Task: Copy out all the lines in the records that include the word "ΣΠΥΡΙΔΩΝ".

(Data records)
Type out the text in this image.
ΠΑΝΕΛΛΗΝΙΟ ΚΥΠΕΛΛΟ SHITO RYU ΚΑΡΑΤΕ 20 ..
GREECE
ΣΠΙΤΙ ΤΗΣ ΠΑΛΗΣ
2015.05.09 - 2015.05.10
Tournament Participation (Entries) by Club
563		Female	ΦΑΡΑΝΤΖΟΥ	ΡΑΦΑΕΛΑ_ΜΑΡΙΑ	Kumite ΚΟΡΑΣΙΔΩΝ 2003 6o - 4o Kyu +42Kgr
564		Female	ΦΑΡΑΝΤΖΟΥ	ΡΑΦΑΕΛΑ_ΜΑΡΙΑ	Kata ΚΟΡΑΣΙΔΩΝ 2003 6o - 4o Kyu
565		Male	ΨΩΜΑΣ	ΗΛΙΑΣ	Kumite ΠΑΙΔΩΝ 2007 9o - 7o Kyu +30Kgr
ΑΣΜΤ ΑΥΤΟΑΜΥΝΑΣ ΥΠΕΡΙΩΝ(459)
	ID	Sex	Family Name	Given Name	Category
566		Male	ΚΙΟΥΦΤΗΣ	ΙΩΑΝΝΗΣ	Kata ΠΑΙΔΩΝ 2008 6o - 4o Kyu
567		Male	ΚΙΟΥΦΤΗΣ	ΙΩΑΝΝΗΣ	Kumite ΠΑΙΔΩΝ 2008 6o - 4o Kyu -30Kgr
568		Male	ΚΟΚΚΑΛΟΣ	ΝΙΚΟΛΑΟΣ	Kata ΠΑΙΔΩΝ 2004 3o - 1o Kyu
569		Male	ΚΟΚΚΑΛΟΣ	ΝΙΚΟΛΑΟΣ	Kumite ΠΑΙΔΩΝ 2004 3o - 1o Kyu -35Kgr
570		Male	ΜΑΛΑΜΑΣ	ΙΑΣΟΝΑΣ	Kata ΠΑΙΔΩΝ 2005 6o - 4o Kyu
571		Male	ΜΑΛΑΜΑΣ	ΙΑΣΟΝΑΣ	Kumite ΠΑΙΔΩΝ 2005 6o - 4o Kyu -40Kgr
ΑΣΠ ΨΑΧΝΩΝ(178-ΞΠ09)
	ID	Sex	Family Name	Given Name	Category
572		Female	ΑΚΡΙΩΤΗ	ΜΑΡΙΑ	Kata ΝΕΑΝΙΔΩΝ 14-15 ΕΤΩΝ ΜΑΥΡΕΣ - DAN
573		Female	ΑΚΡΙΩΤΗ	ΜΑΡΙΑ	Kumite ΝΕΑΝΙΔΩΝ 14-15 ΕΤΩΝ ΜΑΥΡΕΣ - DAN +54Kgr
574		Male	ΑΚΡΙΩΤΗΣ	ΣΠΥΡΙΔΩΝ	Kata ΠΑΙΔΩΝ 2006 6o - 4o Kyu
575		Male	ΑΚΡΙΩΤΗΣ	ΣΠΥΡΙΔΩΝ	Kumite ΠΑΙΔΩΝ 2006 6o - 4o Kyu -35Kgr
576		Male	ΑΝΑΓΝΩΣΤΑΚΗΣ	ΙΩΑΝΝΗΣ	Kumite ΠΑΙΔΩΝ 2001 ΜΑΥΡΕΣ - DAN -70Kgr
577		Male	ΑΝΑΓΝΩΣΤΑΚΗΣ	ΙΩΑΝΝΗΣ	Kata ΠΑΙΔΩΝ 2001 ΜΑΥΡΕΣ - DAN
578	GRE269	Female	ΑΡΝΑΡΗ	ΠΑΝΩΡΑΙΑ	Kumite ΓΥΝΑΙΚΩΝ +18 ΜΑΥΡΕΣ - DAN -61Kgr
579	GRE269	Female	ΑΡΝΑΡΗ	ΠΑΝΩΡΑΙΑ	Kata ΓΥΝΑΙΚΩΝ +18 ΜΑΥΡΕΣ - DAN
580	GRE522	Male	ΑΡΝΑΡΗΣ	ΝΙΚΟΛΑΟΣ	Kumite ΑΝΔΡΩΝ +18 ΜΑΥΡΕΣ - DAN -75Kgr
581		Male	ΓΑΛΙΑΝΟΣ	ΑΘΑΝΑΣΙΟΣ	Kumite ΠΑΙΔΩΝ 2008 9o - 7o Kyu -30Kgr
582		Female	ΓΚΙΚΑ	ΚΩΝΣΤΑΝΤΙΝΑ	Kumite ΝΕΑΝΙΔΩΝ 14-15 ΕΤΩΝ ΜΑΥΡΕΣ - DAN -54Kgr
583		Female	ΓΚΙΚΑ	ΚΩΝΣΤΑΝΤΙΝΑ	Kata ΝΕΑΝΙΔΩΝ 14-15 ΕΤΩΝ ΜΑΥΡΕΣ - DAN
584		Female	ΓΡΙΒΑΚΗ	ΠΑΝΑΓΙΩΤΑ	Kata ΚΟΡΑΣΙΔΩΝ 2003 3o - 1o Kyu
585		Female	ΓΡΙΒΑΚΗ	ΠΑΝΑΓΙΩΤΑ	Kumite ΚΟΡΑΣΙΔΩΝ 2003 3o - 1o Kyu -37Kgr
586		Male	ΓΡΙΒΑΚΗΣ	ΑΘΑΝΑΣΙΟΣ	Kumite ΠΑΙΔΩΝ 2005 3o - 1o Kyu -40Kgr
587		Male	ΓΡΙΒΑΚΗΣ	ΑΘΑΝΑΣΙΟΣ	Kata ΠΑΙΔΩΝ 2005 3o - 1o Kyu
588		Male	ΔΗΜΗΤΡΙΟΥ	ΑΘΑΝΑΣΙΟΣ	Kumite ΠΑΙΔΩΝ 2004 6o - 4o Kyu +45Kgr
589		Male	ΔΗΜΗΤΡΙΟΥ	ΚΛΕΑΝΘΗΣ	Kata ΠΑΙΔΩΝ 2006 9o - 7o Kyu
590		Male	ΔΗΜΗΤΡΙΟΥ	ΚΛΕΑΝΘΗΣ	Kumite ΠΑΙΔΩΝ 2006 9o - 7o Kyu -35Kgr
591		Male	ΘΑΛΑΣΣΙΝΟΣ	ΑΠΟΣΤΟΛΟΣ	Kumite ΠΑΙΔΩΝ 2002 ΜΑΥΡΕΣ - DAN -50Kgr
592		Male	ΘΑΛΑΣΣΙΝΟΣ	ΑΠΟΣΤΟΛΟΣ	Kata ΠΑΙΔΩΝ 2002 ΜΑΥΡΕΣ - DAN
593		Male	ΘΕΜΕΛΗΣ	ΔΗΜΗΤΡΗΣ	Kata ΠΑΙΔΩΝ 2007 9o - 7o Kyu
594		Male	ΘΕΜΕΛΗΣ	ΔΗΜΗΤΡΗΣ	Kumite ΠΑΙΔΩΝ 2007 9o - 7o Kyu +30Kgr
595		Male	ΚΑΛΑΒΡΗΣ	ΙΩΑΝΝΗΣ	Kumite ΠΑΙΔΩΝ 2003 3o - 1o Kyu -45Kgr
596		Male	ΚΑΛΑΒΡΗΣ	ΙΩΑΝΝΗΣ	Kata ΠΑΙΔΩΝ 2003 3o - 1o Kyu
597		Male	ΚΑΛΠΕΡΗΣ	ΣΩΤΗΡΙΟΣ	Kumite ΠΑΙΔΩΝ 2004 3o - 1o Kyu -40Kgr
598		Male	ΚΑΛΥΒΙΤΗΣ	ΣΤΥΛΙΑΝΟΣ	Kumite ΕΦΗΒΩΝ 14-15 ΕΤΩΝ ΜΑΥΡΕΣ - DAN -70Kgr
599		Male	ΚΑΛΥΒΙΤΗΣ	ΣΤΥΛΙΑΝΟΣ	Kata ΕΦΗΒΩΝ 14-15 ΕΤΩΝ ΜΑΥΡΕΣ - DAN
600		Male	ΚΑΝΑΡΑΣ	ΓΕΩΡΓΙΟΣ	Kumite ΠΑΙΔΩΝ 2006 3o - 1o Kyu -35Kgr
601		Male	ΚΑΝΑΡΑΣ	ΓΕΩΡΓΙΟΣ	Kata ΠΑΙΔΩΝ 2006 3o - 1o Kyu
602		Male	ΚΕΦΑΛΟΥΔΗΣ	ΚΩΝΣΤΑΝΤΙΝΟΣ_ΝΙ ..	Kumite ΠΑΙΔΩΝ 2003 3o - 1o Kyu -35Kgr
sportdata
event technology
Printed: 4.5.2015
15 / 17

Full output:
574		Male	ΑΚΡΙΩΤΗΣ	ΣΠΥΡΙΔΩΝ	Kata ΠΑΙΔΩΝ 2006 6o - 4o Kyu
575		Male	ΑΚΡΙΩΤΗΣ	ΣΠΥΡΙΔΩΝ	Kumite ΠΑΙΔΩΝ 2006 6o - 4o Kyu -35Kgr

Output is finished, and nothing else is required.